====== DATA

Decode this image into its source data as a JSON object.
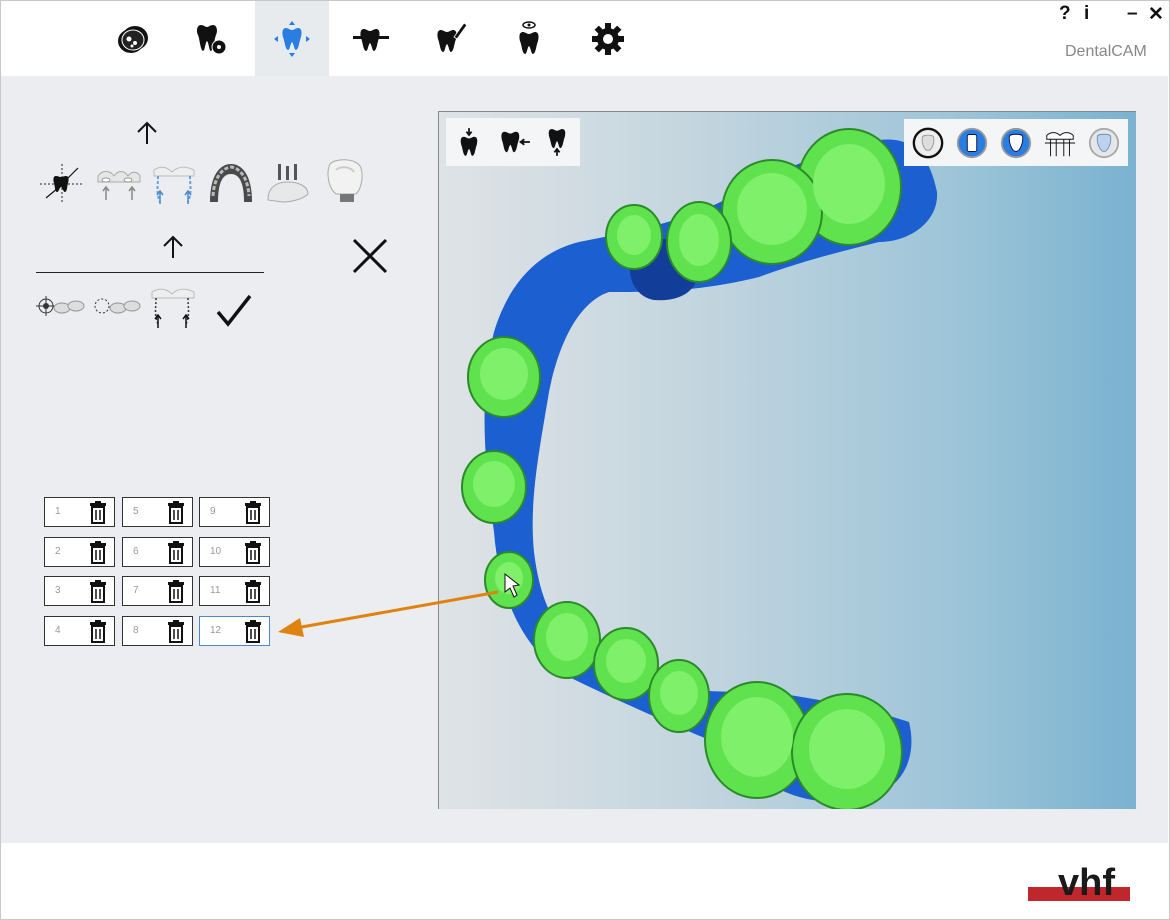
{
  "app": {
    "title": "DentalCAM"
  },
  "window_controls": {
    "help": "?",
    "info": "i",
    "minimize": "–",
    "close": "✕"
  },
  "tabs": [
    {
      "id": "job",
      "icon": "blank-disc-icon"
    },
    {
      "id": "add-object",
      "icon": "tooth-add-icon"
    },
    {
      "id": "nesting",
      "icon": "tooth-move-icon",
      "active": true
    },
    {
      "id": "prep",
      "icon": "tooth-tool-icon"
    },
    {
      "id": "calc",
      "icon": "tooth-mill-icon"
    },
    {
      "id": "view",
      "icon": "tooth-eye-icon"
    },
    {
      "id": "settings",
      "icon": "gear-icon"
    }
  ],
  "left_panel": {
    "tools_row1": [
      "position-icon",
      "support-pins-icon",
      "connectors-icon",
      "jaw-icon",
      "pins-tooth-icon",
      "abutment-icon"
    ],
    "tools_row2": [
      "target-objects-icon",
      "rotate-objects-icon",
      "sinter-pins-icon"
    ],
    "cancel": "close-icon",
    "confirm": "check-icon",
    "slots": [
      {
        "number": "1"
      },
      {
        "number": "2"
      },
      {
        "number": "3"
      },
      {
        "number": "4"
      },
      {
        "number": "5"
      },
      {
        "number": "6"
      },
      {
        "number": "7"
      },
      {
        "number": "8"
      },
      {
        "number": "9"
      },
      {
        "number": "10"
      },
      {
        "number": "11"
      },
      {
        "number": "12",
        "selected": true
      }
    ]
  },
  "viewport": {
    "left_tools": [
      "tooth-top-view-icon",
      "tooth-side-view-icon",
      "tooth-bottom-view-icon"
    ],
    "right_tools": [
      "outline-view-icon",
      "solid-view-icon",
      "crown-view-icon",
      "bridge-view-icon",
      "transparent-view-icon"
    ],
    "colors": {
      "model": "#1b5fd0",
      "prep": "#5fe24d",
      "prep_outline": "#2b8a2a"
    }
  },
  "annotation": {
    "color": "#e0820e"
  },
  "brand": {
    "logo": "vhf",
    "accent": "#c0272d"
  }
}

============

→ **GIVEN EXERCISE**: Look above for every line with the word "objects" and copy it.

→ **RESPONSE**:
      "target-objects-icon",
      "rotate-objects-icon",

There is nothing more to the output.